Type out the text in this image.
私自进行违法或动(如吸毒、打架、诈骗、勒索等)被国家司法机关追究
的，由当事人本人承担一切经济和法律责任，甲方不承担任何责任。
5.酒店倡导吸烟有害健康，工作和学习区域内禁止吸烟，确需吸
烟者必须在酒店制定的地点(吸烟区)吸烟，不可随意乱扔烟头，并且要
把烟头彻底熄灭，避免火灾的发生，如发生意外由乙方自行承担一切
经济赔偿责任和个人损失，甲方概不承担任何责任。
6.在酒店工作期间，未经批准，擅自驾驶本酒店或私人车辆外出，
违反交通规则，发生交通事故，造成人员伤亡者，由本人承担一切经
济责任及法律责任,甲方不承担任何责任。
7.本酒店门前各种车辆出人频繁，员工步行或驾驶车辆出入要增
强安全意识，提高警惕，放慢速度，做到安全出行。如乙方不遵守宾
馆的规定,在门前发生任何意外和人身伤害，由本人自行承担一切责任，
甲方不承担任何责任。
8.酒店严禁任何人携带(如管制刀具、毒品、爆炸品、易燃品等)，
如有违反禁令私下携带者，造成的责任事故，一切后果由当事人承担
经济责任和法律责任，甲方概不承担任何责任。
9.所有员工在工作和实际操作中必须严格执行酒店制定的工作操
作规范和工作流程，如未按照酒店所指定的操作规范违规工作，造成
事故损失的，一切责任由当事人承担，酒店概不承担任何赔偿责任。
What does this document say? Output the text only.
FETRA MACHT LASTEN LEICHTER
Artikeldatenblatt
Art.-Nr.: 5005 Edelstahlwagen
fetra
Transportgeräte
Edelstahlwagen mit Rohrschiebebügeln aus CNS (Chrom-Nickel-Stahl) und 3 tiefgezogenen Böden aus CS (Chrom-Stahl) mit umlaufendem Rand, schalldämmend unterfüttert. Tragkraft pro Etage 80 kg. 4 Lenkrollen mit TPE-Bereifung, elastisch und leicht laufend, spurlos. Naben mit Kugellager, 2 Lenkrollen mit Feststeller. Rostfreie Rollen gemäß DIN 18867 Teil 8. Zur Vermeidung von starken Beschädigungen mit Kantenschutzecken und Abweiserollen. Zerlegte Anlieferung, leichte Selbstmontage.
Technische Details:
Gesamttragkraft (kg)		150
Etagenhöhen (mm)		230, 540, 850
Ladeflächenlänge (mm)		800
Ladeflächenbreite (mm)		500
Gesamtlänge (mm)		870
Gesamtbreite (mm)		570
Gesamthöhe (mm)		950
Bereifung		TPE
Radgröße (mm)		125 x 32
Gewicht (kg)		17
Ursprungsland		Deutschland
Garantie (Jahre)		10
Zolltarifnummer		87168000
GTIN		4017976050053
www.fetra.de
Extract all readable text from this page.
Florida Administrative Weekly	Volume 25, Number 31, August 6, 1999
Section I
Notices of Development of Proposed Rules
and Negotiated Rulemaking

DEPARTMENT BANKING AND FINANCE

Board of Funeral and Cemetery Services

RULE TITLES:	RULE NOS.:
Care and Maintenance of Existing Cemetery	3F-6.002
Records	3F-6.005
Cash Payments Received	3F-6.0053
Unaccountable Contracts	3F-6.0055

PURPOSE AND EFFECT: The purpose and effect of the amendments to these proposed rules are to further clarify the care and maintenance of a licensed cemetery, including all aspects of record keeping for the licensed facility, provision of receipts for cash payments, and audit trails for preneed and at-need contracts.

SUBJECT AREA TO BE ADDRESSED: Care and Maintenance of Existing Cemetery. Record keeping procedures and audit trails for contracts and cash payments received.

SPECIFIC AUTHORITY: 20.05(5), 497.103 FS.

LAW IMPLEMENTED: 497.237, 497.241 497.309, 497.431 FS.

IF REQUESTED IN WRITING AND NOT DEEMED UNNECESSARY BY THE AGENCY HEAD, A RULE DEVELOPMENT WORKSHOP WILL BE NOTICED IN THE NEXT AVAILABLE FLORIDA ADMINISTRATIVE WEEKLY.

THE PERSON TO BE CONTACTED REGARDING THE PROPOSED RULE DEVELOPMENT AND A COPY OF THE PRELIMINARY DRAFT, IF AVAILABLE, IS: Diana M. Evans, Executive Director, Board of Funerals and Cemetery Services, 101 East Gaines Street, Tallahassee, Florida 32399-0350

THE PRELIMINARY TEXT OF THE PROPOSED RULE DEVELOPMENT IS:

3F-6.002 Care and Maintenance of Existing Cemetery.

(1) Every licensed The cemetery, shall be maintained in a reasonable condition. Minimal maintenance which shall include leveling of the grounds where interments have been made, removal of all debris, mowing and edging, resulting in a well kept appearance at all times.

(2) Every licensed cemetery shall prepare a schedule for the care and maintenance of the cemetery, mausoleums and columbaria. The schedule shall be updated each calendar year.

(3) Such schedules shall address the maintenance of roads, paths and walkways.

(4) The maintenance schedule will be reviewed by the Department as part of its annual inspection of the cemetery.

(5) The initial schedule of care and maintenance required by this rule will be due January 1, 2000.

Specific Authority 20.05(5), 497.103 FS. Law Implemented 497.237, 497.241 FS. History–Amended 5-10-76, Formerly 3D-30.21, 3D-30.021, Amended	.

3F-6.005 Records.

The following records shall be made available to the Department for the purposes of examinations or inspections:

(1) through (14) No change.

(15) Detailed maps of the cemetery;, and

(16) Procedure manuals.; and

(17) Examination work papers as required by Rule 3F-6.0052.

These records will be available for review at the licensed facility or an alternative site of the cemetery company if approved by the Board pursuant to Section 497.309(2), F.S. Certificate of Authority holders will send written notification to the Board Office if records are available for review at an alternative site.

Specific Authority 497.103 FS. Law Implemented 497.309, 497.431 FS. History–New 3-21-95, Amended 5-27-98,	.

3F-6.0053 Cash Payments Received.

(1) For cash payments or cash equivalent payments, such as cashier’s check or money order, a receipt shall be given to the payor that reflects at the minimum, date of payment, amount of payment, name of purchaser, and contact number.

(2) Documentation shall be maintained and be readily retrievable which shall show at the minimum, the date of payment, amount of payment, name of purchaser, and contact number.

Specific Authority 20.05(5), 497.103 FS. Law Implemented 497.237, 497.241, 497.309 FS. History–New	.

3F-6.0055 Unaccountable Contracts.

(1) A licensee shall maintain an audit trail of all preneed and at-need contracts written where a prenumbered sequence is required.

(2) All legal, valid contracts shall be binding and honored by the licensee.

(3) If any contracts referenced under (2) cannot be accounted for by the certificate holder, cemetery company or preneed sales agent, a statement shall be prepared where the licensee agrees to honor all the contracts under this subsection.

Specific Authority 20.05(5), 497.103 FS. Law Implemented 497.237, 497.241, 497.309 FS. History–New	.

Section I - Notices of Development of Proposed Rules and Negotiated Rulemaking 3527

**WHAT IS ASKED**
The records above must be output exactly, in full.

**WRITTEN SOLUTION**
Type out the text in this image.
私自进行违法或动(如吸毒、打架、诈骗、勒索等)被国家司法机关追究
的，由当事人本人承担一切经济和法律责任，甲方不承担任何责任。
5.酒店倡导吸烟有害健康，工作和学习区域内禁止吸烟，确需吸
烟者必须在酒店制定的地点(吸烟区)吸烟，不可随意乱扔烟头，并且要
把烟头彻底熄灭，避免火灾的发生，如发生意外由乙方自行承担一切
经济赔偿责任和个人损失，甲方概不承担任何责任。
6.在酒店工作期间，未经批准，擅自驾驶本酒店或私人车辆外出，
违反交通规则，发生交通事故，造成人员伤亡者，由本人承担一切经
济责任及法律责任,甲方不承担任何责任。
7.本酒店门前各种车辆出人频繁，员工步行或驾驶车辆出入要增
强安全意识，提高警惕，放慢速度，做到安全出行。如乙方不遵守宾
馆的规定,在门前发生任何意外和人身伤害，由本人自行承担一切责任，
甲方不承担任何责任。
8.酒店严禁任何人携带(如管制刀具、毒品、爆炸品、易燃品等)，
如有违反禁令私下携带者，造成的责任事故，一切后果由当事人承担
经济责任和法律责任，甲方概不承担任何责任。
9.所有员工在工作和实际操作中必须严格执行酒店制定的工作操
作规范和工作流程，如未按照酒店所指定的操作规范违规工作，造成
事故损失的，一切责任由当事人承担，酒店概不承担任何赔偿责任。
What does this document say? Output the text only.
FETRA MACHT LASTEN LEICHTER
Artikeldatenblatt
Art.-Nr.: 5005 Edelstahlwagen
fetra
Transportgeräte
Edelstahlwagen mit Rohrschiebebügeln aus CNS (Chrom-Nickel-Stahl) und 3 tiefgezogenen Böden aus CS (Chrom-Stahl) mit umlaufendem Rand, schalldämmend unterfüttert. Tragkraft pro Etage 80 kg. 4 Lenkrollen mit TPE-Bereifung, elastisch und leicht laufend, spurlos. Naben mit Kugellager, 2 Lenkrollen mit Feststeller. Rostfreie Rollen gemäß DIN 18867 Teil 8. Zur Vermeidung von starken Beschädigungen mit Kantenschutzecken und Abweiserollen. Zerlegte Anlieferung, leichte Selbstmontage.
Technische Details:
Gesamttragkraft (kg)		150
Etagenhöhen (mm)		230, 540, 850
Ladeflächenlänge (mm)		800
Ladeflächenbreite (mm)		500
Gesamtlänge (mm)		870
Gesamtbreite (mm)		570
Gesamthöhe (mm)		950
Bereifung		TPE
Radgröße (mm)		125 x 32
Gewicht (kg)		17
Ursprungsland		Deutschland
Garantie (Jahre)		10
Zolltarifnummer		87168000
GTIN		4017976050053
www.fetra.de
Extract all readable text from this page.
Florida Administrative Weekly	Volume 25, Number 31, August 6, 1999
Section I
Notices of Development of Proposed Rules
and Negotiated Rulemaking

DEPARTMENT BANKING AND FINANCE

Board of Funeral and Cemetery Services

RULE TITLES:	RULE NOS.:
Care and Maintenance of Existing Cemetery	3F-6.002
Records	3F-6.005
Cash Payments Received	3F-6.0053
Unaccountable Contracts	3F-6.0055

PURPOSE AND EFFECT: The purpose and effect of the amendments to these proposed rules are to further clarify the care and maintenance of a licensed cemetery, including all aspects of record keeping for the licensed facility, provision of receipts for cash payments, and audit trails for preneed and at-need contracts.

SUBJECT AREA TO BE ADDRESSED: Care and Maintenance of Existing Cemetery. Record keeping procedures and audit trails for contracts and cash payments received.

SPECIFIC AUTHORITY: 20.05(5), 497.103 FS.

LAW IMPLEMENTED: 497.237, 497.241 497.309, 497.431 FS.

IF REQUESTED IN WRITING AND NOT DEEMED UNNECESSARY BY THE AGENCY HEAD, A RULE DEVELOPMENT WORKSHOP WILL BE NOTICED IN THE NEXT AVAILABLE FLORIDA ADMINISTRATIVE WEEKLY.

THE PERSON TO BE CONTACTED REGARDING THE PROPOSED RULE DEVELOPMENT AND A COPY OF THE PRELIMINARY DRAFT, IF AVAILABLE, IS: Diana M. Evans, Executive Director, Board of Funerals and Cemetery Services, 101 East Gaines Street, Tallahassee, Florida 32399-0350

THE PRELIMINARY TEXT OF THE PROPOSED RULE DEVELOPMENT IS:

3F-6.002 Care and Maintenance of Existing Cemetery.

(1) Every licensed The cemetery, shall be maintained in a reasonable condition. Minimal maintenance which shall include leveling of the grounds where interments have been made, removal of all debris, mowing and edging, resulting in a well kept appearance at all times.

(2) Every licensed cemetery shall prepare a schedule for the care and maintenance of the cemetery, mausoleums and columbaria. The schedule shall be updated each calendar year.

(3) Such schedules shall address the maintenance of roads, paths and walkways.

(4) The maintenance schedule will be reviewed by the Department as part of its annual inspection of the cemetery.

(5) The initial schedule of care and maintenance required by this rule will be due January 1, 2000.

Specific Authority 20.05(5), 497.103 FS. Law Implemented 497.237, 497.241 FS. History–Amended 5-10-76, Formerly 3D-30.21, 3D-30.021, Amended	.

3F-6.005 Records.

The following records shall be made available to the Department for the purposes of examinations or inspections:

(1) through (14) No change.

(15) Detailed maps of the cemetery;, and

(16) Procedure manuals.; and

(17) Examination work papers as required by Rule 3F-6.0052.

These records will be available for review at the licensed facility or an alternative site of the cemetery company if approved by the Board pursuant to Section 497.309(2), F.S. Certificate of Authority holders will send written notification to the Board Office if records are available for review at an alternative site.

Specific Authority 497.103 FS. Law Implemented 497.309, 497.431 FS. History–New 3-21-95, Amended 5-27-98,	.

3F-6.0053 Cash Payments Received.

(1) For cash payments or cash equivalent payments, such as cashier’s check or money order, a receipt shall be given to the payor that reflects at the minimum, date of payment, amount of payment, name of purchaser, and contact number.

(2) Documentation shall be maintained and be readily retrievable which shall show at the minimum, the date of payment, amount of payment, name of purchaser, and contact number.

Specific Authority 20.05(5), 497.103 FS. Law Implemented 497.237, 497.241, 497.309 FS. History–New	.

3F-6.0055 Unaccountable Contracts.

(1) A licensee shall maintain an audit trail of all preneed and at-need contracts written where a prenumbered sequence is required.

(2) All legal, valid contracts shall be binding and honored by the licensee.

(3) If any contracts referenced under (2) cannot be accounted for by the certificate holder, cemetery company or preneed sales agent, a statement shall be prepared where the licensee agrees to honor all the contracts under this subsection.

Specific Authority 20.05(5), 497.103 FS. Law Implemented 497.237, 497.241, 497.309 FS. History–New	.

Section I - Notices of Development of Proposed Rules and Negotiated Rulemaking 3527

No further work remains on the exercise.